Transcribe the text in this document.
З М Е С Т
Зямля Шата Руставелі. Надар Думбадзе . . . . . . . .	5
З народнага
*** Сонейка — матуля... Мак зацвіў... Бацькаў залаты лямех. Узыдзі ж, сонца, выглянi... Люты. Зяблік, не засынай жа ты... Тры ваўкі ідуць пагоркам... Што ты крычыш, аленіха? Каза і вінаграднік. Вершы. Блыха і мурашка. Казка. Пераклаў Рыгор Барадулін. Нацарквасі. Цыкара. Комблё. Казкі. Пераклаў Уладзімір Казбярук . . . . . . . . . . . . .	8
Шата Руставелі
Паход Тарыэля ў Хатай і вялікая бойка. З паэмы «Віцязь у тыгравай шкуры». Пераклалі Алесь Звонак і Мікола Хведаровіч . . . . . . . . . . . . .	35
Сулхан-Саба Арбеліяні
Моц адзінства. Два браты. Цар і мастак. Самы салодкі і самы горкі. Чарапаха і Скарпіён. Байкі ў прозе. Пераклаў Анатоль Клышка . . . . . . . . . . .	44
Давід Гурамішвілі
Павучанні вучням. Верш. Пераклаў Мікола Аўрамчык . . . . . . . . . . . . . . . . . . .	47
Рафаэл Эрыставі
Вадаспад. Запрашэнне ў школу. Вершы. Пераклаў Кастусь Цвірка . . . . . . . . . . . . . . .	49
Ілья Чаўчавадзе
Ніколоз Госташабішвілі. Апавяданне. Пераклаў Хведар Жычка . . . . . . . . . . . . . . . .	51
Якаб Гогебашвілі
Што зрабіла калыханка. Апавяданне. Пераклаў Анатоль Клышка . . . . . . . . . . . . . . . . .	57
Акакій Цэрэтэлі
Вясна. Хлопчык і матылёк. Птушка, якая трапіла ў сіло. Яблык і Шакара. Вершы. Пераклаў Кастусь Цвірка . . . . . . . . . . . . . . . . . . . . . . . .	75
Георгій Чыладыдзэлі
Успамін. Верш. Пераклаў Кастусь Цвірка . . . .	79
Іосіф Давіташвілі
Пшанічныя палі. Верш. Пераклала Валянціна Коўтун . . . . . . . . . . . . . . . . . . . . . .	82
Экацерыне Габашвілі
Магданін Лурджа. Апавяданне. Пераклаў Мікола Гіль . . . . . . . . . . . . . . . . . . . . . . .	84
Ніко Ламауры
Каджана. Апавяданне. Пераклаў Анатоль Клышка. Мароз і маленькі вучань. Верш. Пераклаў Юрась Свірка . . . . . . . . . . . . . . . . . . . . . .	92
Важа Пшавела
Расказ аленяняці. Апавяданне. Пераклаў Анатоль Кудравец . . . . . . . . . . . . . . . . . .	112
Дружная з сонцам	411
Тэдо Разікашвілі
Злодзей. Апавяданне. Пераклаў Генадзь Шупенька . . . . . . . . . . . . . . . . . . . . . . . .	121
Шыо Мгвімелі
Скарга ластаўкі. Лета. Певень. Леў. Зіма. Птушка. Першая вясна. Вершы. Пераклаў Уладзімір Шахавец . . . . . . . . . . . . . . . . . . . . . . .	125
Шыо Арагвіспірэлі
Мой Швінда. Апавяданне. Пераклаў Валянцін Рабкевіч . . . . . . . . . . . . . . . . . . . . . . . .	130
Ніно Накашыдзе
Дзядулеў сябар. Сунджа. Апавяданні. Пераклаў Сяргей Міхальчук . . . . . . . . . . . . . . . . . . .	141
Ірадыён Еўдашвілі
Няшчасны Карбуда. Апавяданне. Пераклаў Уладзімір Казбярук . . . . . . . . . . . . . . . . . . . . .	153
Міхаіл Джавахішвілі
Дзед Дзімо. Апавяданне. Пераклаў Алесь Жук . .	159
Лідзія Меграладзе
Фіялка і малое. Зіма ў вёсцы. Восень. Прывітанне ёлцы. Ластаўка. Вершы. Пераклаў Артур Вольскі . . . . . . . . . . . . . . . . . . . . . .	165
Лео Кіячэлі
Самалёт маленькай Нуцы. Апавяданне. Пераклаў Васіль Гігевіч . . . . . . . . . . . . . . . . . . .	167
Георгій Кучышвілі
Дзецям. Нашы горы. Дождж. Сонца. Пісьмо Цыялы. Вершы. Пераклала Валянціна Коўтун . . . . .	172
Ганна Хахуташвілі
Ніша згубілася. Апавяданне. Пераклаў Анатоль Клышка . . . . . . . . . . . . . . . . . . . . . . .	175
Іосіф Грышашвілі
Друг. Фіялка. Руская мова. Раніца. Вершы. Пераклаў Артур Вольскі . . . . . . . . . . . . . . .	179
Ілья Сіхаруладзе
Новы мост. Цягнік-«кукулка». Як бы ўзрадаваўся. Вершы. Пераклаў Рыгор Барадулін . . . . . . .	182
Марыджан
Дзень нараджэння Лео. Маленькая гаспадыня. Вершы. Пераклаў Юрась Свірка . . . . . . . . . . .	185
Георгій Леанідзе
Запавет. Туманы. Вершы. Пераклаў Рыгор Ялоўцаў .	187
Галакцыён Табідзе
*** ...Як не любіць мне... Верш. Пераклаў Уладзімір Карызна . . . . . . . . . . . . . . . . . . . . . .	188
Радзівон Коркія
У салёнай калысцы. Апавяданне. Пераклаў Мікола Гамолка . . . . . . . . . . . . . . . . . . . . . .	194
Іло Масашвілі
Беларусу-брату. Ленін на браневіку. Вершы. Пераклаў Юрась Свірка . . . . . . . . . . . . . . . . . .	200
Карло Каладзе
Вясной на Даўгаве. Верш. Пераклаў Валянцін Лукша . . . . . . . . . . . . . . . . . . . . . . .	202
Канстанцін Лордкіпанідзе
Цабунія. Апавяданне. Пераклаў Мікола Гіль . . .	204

# REQUIREMENT:
Find the lines of the material that hold the word "Георгій" and report their count alone.

# WRITTEN SOLUTION:
3